Problem requirements:
Pull every "this" line out of the data below.

Exercise inputs:
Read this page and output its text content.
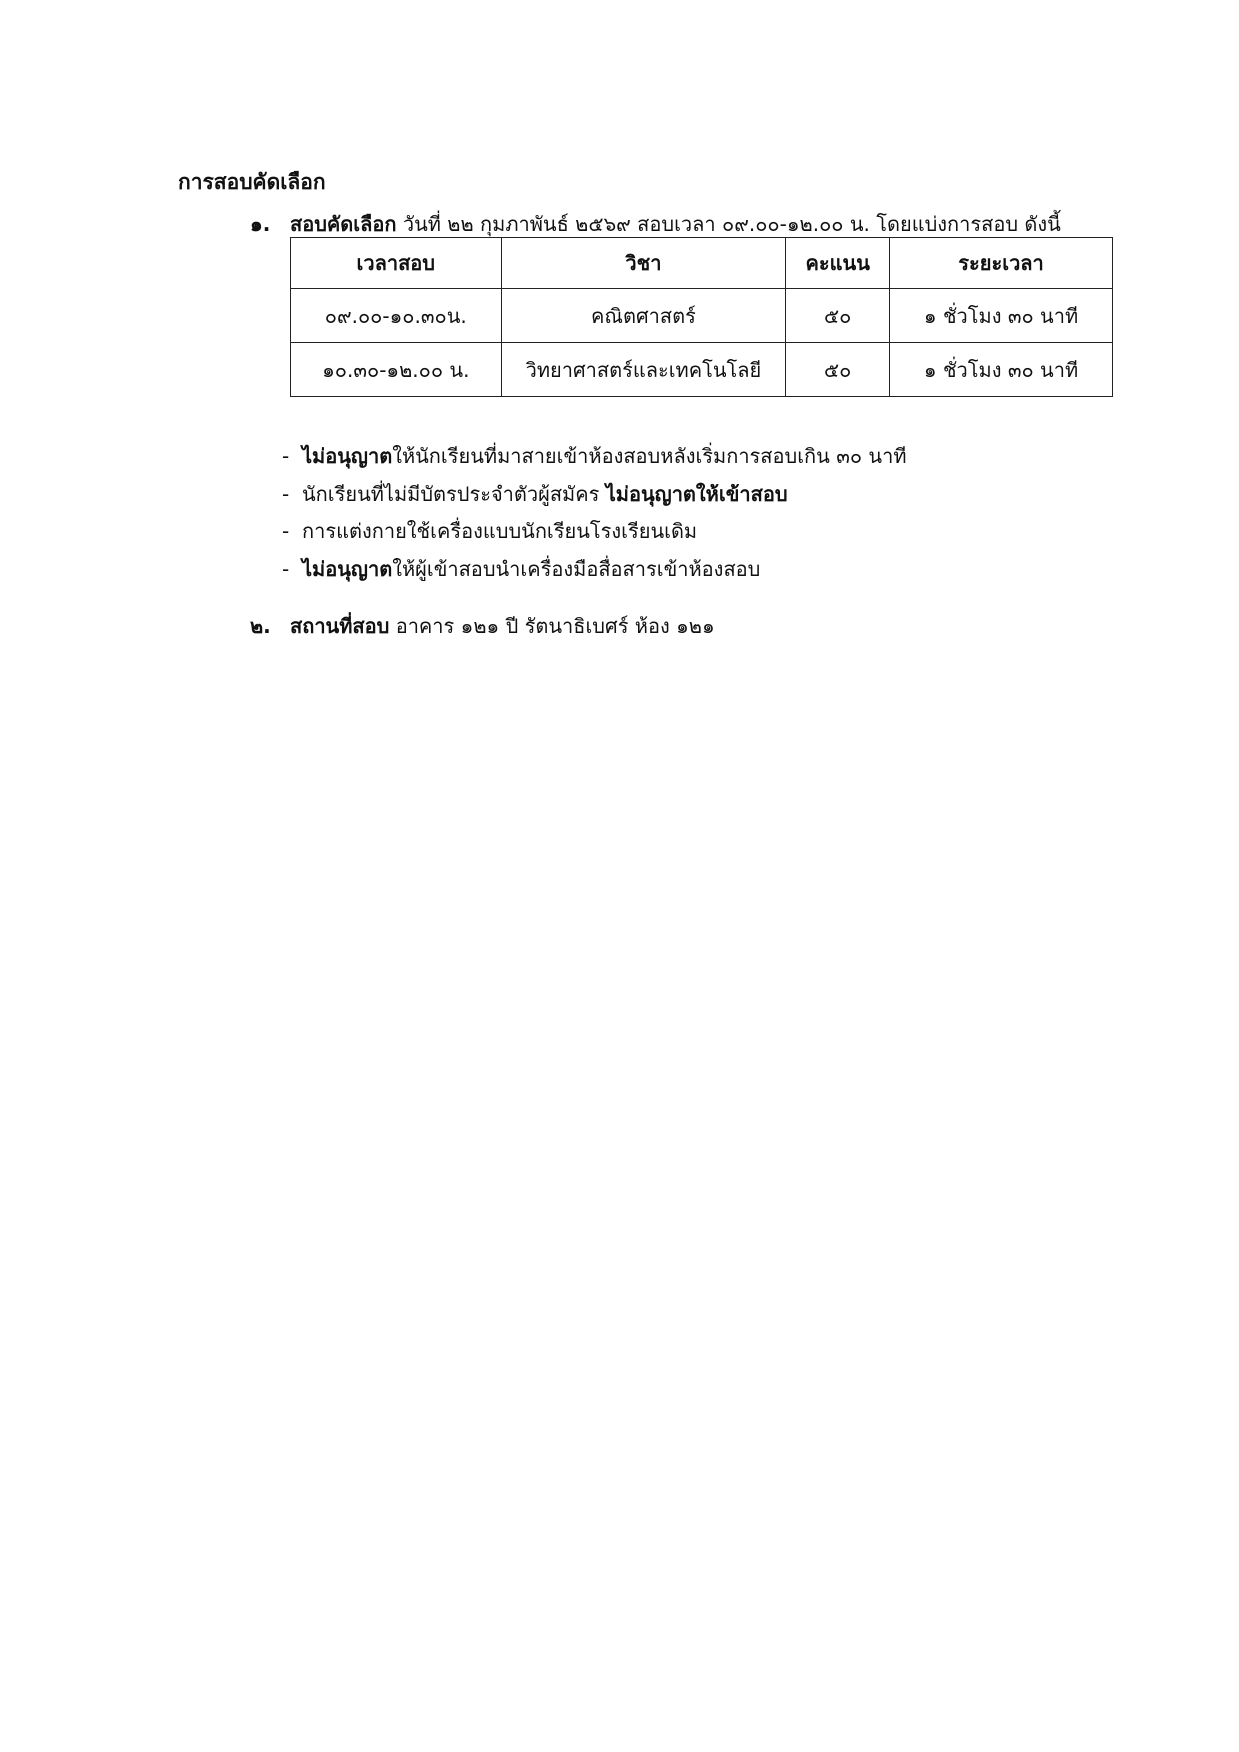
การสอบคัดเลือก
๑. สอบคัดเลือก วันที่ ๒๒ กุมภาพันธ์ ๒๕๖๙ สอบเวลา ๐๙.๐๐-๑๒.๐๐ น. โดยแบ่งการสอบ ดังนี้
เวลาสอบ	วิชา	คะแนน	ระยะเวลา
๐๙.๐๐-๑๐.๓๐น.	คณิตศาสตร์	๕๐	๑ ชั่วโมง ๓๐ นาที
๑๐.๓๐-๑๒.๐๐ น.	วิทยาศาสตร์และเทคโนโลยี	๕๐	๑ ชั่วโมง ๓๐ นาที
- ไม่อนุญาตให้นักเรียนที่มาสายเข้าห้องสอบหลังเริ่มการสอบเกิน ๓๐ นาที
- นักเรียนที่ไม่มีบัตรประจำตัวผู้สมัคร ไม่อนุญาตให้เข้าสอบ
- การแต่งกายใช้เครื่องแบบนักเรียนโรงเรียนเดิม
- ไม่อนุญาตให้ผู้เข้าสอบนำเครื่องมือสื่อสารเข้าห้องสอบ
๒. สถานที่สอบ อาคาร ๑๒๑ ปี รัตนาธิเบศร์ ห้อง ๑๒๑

--

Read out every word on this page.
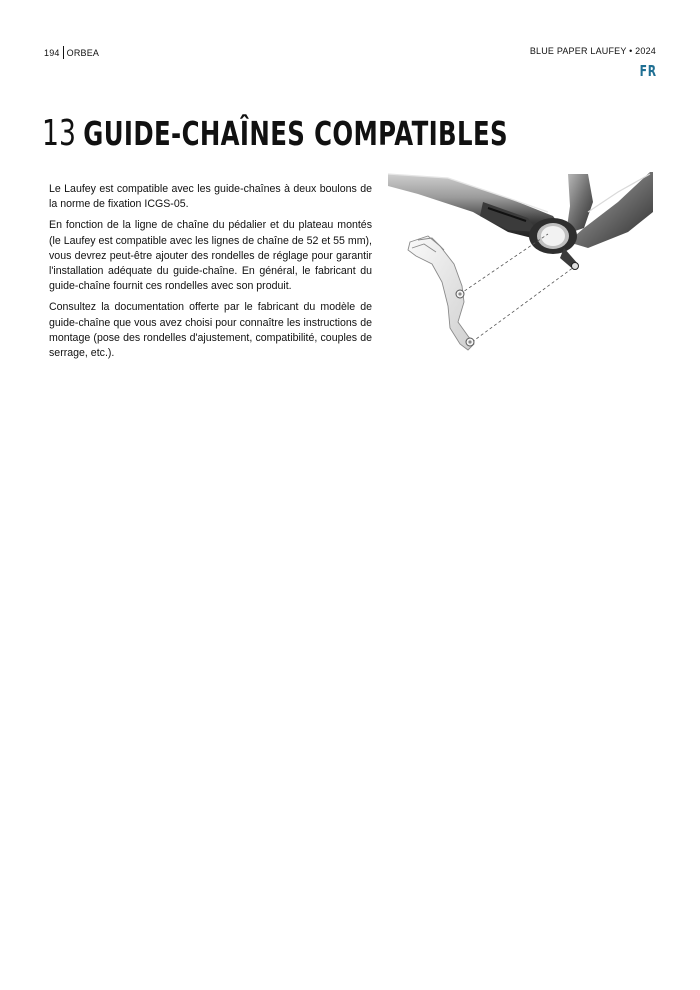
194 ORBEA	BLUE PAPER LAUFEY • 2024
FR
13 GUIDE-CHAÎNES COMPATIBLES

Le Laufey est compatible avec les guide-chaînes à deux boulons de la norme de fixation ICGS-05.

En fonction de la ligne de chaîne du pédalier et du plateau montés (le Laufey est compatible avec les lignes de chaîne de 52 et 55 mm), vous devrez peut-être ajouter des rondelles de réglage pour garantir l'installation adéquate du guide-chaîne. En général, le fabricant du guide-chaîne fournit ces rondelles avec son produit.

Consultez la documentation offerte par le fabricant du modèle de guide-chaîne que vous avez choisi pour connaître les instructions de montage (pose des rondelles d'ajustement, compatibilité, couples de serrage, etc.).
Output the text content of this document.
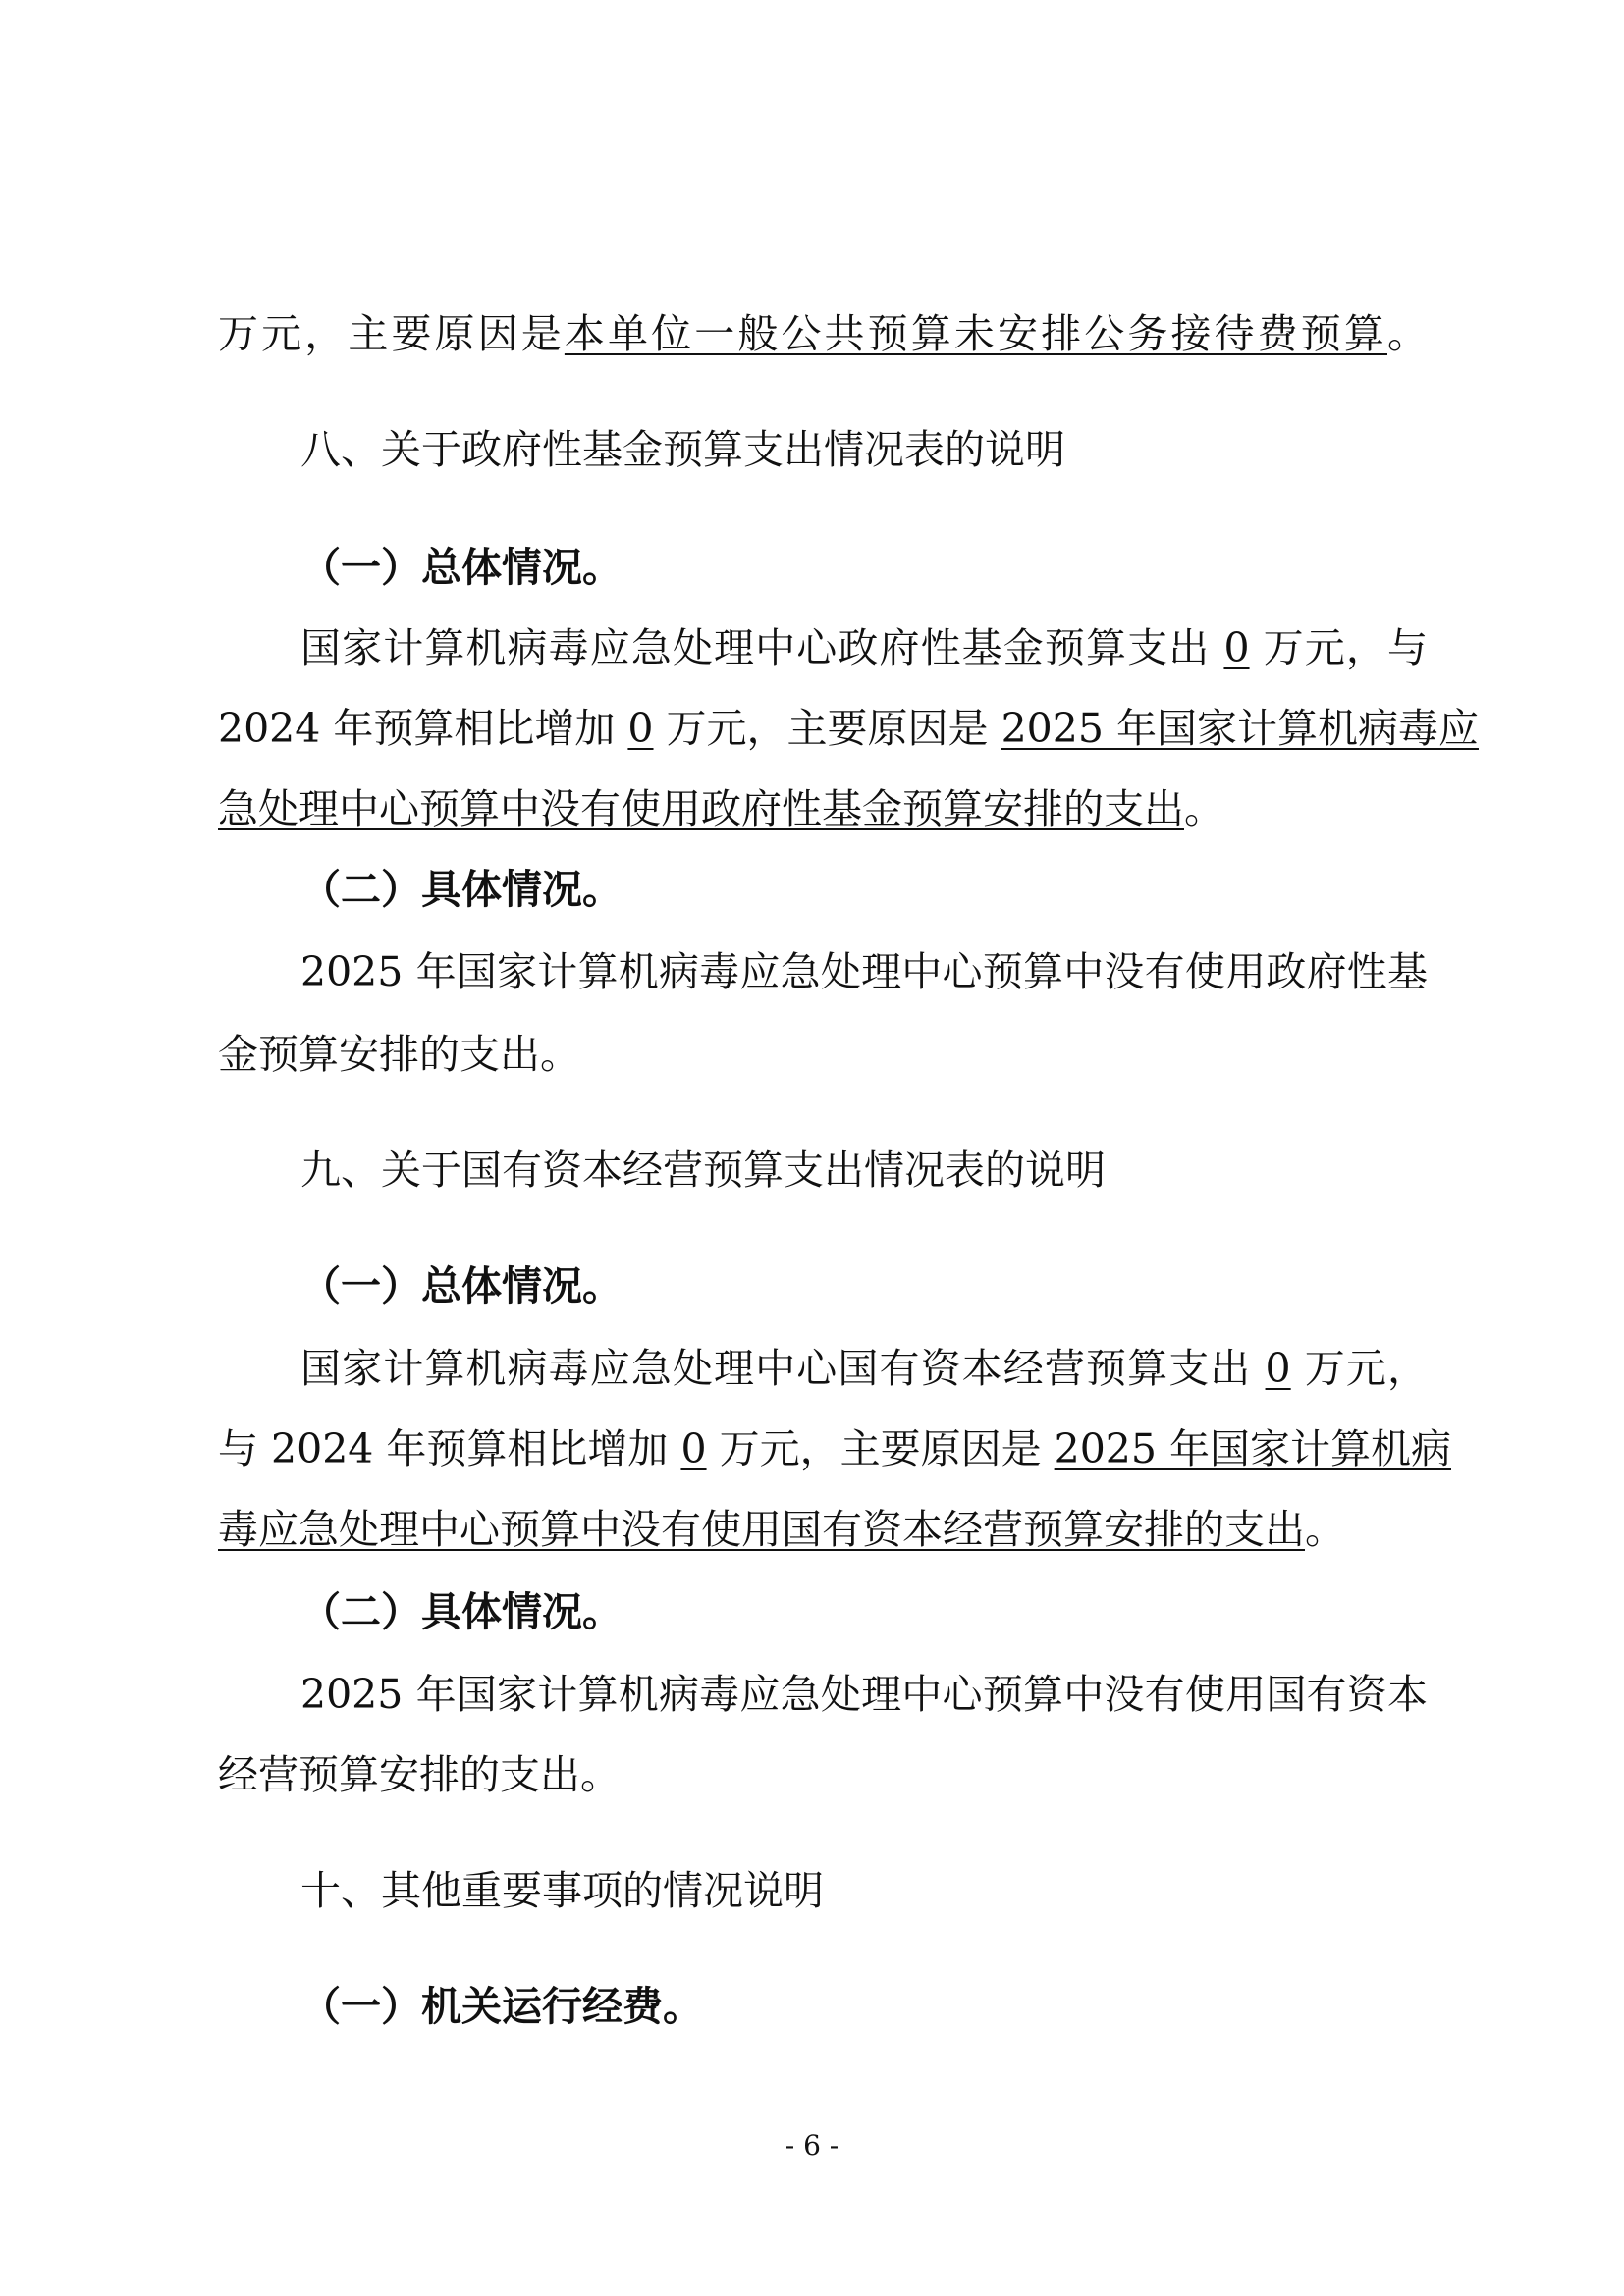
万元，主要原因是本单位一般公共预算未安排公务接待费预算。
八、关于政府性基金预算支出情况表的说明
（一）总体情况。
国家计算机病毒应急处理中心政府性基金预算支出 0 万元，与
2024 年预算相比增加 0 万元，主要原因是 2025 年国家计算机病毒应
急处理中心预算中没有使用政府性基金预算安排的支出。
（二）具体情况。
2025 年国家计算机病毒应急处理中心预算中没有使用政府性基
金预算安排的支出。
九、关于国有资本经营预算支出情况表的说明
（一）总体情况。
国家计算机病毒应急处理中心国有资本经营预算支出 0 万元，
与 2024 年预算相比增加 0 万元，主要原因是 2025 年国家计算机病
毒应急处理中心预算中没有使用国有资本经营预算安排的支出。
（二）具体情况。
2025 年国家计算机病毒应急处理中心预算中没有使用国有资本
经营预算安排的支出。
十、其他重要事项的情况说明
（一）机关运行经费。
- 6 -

Completed task:
Read this page and output its text content.
Read out every word on this page.
Output the text content of this document.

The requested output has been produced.